**Task directions**
Which lines in the material below contain the word "регионального"? Copy each of them.

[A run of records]

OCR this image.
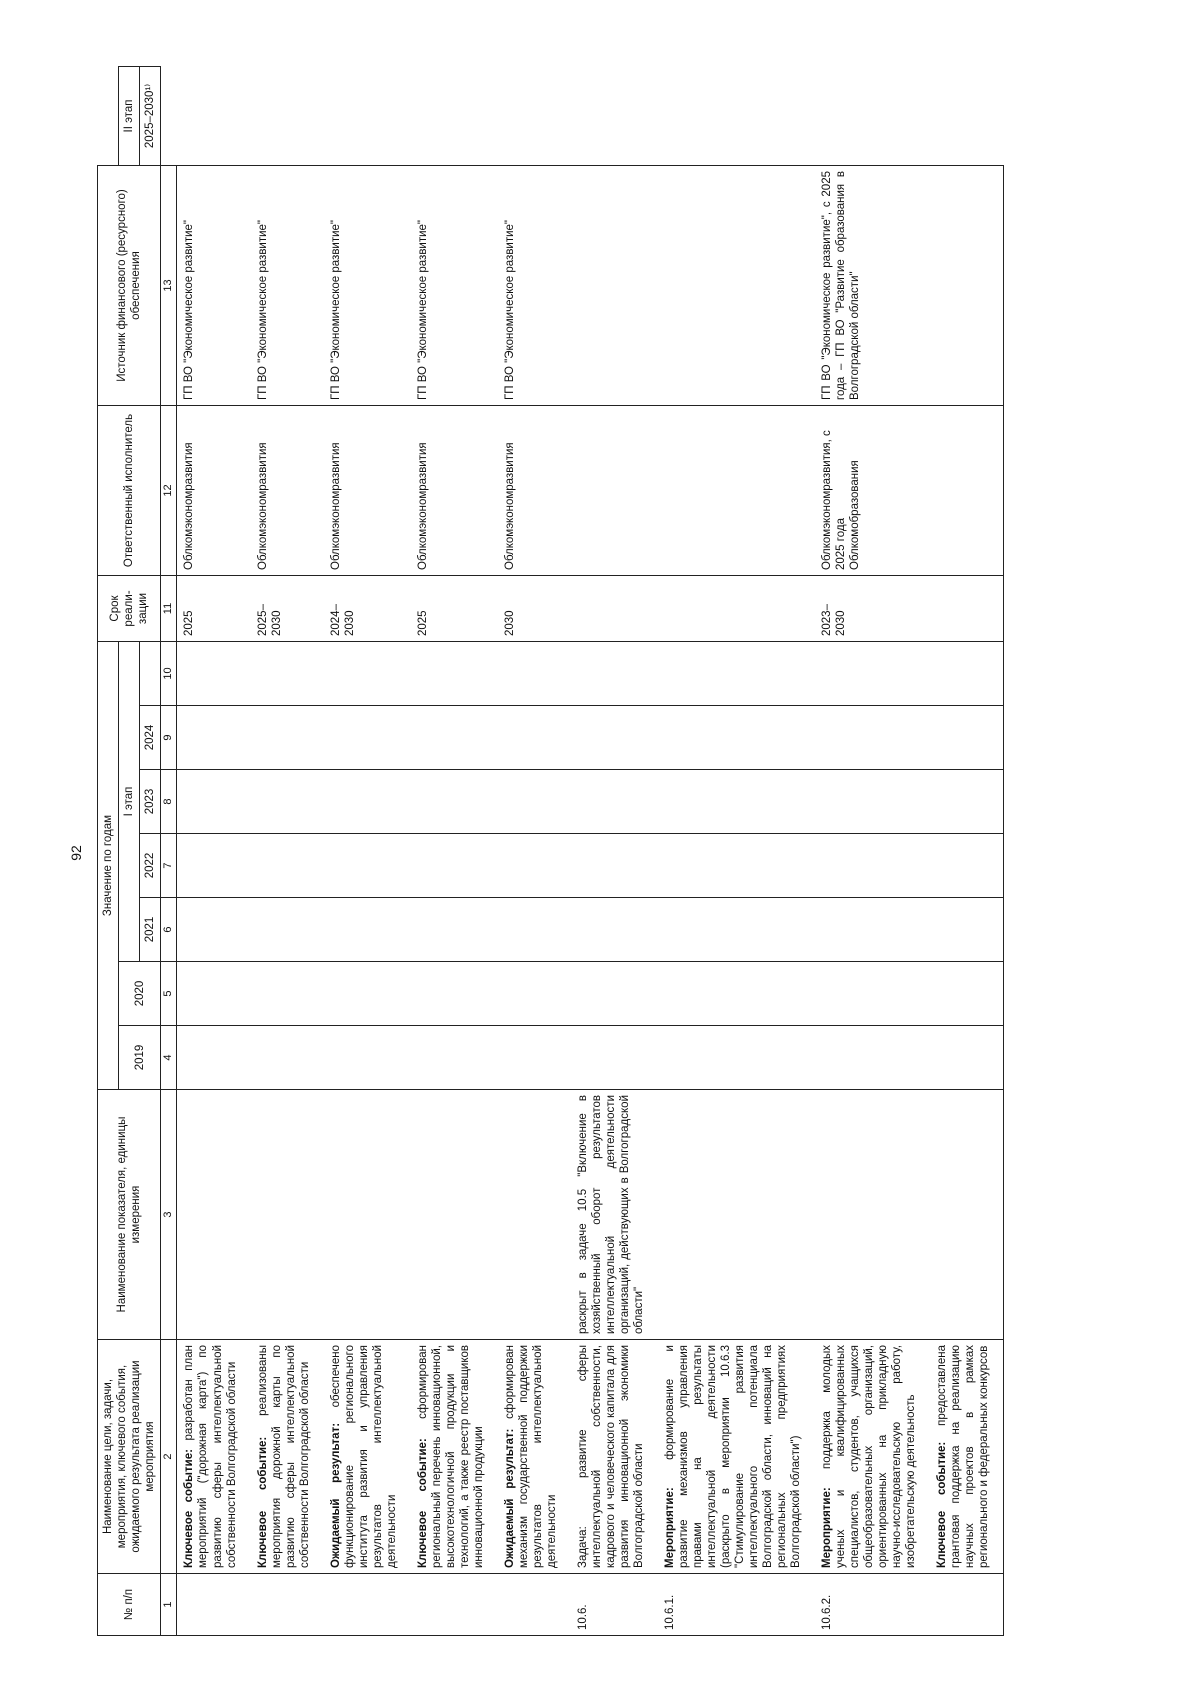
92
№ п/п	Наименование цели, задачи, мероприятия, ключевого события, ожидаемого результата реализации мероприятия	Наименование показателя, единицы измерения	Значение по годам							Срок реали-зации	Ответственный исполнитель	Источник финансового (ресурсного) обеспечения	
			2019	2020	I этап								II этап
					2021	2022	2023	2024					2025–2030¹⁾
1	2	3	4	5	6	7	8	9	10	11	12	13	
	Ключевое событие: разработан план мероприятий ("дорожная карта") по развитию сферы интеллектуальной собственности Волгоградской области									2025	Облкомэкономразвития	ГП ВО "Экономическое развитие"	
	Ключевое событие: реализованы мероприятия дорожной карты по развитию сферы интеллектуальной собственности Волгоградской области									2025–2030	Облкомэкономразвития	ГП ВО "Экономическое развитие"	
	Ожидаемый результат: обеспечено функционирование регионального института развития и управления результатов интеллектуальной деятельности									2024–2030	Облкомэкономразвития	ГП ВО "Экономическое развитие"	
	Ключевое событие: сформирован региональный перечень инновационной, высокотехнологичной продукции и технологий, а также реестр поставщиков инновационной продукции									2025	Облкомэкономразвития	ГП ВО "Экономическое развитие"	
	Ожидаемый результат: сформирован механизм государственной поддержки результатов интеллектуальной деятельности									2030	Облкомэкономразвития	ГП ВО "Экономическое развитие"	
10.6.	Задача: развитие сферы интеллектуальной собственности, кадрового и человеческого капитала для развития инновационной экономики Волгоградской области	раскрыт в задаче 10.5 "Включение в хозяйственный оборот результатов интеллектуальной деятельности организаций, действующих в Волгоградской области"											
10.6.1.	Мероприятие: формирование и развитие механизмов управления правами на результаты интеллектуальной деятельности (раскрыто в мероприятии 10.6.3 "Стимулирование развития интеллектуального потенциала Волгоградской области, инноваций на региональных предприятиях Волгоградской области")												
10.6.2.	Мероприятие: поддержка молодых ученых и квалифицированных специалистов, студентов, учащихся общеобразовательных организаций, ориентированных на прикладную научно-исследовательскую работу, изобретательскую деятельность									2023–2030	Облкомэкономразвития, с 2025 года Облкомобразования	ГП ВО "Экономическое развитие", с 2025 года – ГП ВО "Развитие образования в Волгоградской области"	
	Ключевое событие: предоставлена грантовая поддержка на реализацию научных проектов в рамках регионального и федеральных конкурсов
--
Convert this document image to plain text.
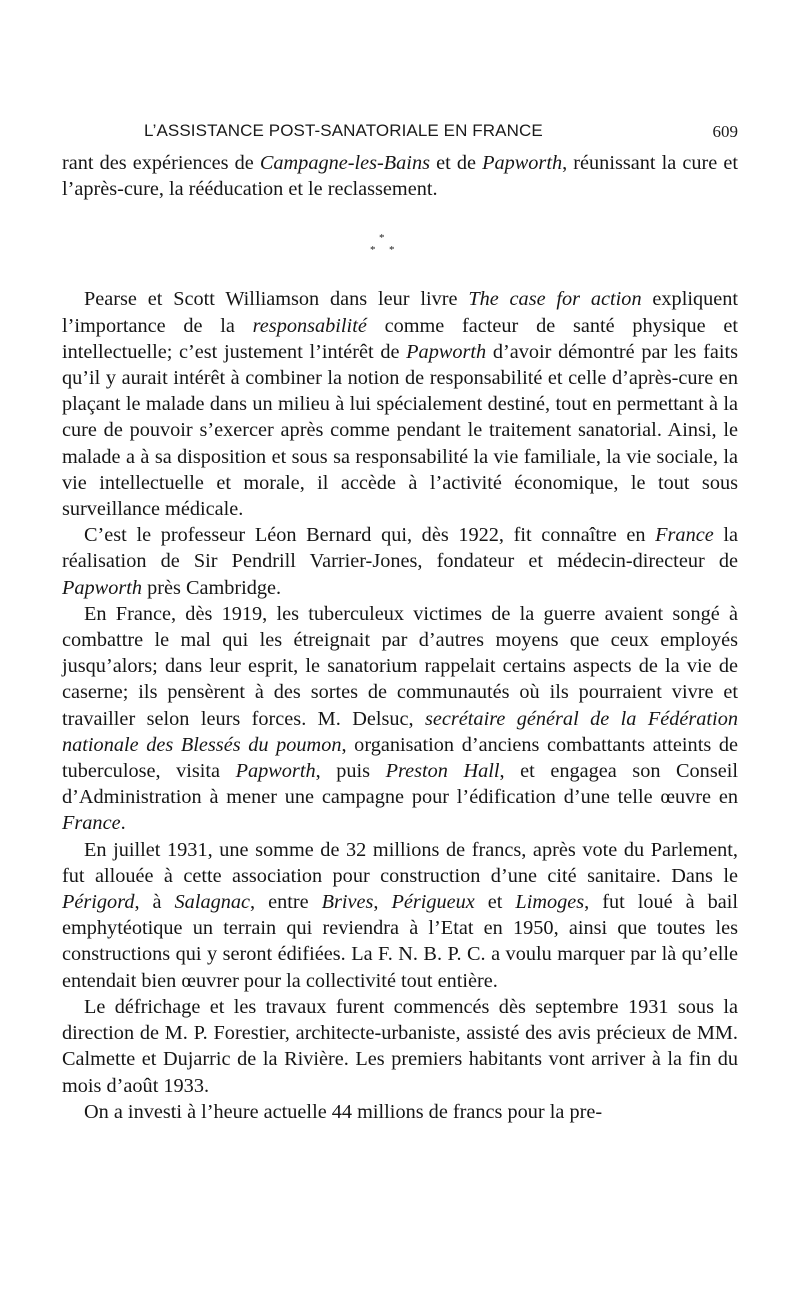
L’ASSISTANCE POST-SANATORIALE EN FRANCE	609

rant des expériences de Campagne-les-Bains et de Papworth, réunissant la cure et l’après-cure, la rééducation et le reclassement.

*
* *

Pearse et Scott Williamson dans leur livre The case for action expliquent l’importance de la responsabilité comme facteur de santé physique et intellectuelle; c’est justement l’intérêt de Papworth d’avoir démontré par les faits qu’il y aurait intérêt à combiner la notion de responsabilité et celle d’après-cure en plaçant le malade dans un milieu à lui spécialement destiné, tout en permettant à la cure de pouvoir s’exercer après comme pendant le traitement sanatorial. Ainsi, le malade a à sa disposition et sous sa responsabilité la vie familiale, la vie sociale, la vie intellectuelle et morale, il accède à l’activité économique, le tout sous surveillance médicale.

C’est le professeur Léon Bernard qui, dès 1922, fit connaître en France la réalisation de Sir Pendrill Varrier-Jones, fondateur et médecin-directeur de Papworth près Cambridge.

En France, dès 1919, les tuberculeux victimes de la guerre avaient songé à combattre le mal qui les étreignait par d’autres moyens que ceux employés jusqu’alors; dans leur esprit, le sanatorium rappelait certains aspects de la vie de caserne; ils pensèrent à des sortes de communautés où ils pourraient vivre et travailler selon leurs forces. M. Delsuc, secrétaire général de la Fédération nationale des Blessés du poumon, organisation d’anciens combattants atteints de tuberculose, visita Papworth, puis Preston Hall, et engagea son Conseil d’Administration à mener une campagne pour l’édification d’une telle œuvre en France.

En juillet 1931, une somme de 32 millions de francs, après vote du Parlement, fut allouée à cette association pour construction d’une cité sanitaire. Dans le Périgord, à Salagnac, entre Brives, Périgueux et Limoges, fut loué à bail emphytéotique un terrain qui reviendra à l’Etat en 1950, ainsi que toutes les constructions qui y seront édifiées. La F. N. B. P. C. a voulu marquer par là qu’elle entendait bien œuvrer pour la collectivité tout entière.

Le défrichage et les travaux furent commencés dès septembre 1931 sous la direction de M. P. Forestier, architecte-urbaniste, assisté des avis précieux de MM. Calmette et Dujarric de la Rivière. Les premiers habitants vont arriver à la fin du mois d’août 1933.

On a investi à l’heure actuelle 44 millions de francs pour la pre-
---
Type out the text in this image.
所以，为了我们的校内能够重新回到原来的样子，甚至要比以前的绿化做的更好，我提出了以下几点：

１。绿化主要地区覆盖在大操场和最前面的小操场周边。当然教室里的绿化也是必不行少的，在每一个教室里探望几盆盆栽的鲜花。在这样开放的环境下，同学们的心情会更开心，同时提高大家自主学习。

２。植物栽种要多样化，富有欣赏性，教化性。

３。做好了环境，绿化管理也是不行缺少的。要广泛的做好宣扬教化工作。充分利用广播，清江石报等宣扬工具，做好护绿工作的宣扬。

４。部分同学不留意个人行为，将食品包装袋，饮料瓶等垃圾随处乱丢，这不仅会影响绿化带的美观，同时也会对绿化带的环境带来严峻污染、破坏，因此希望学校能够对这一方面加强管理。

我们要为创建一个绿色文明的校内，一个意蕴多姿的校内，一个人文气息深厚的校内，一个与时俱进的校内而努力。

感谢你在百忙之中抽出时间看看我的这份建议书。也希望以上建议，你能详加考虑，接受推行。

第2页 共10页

**Correct output**
	Ожидаемый результат: обеспечено функционирование регионального института развития и управления результатов интеллектуальной деятельности									2024–2030	Облкомэкономразвития	ГП ВО "Экономическое развитие"	
	Ключевое событие: предоставлена грантовая поддержка на реализацию научных проектов в рамках регионального и федеральных конкурсов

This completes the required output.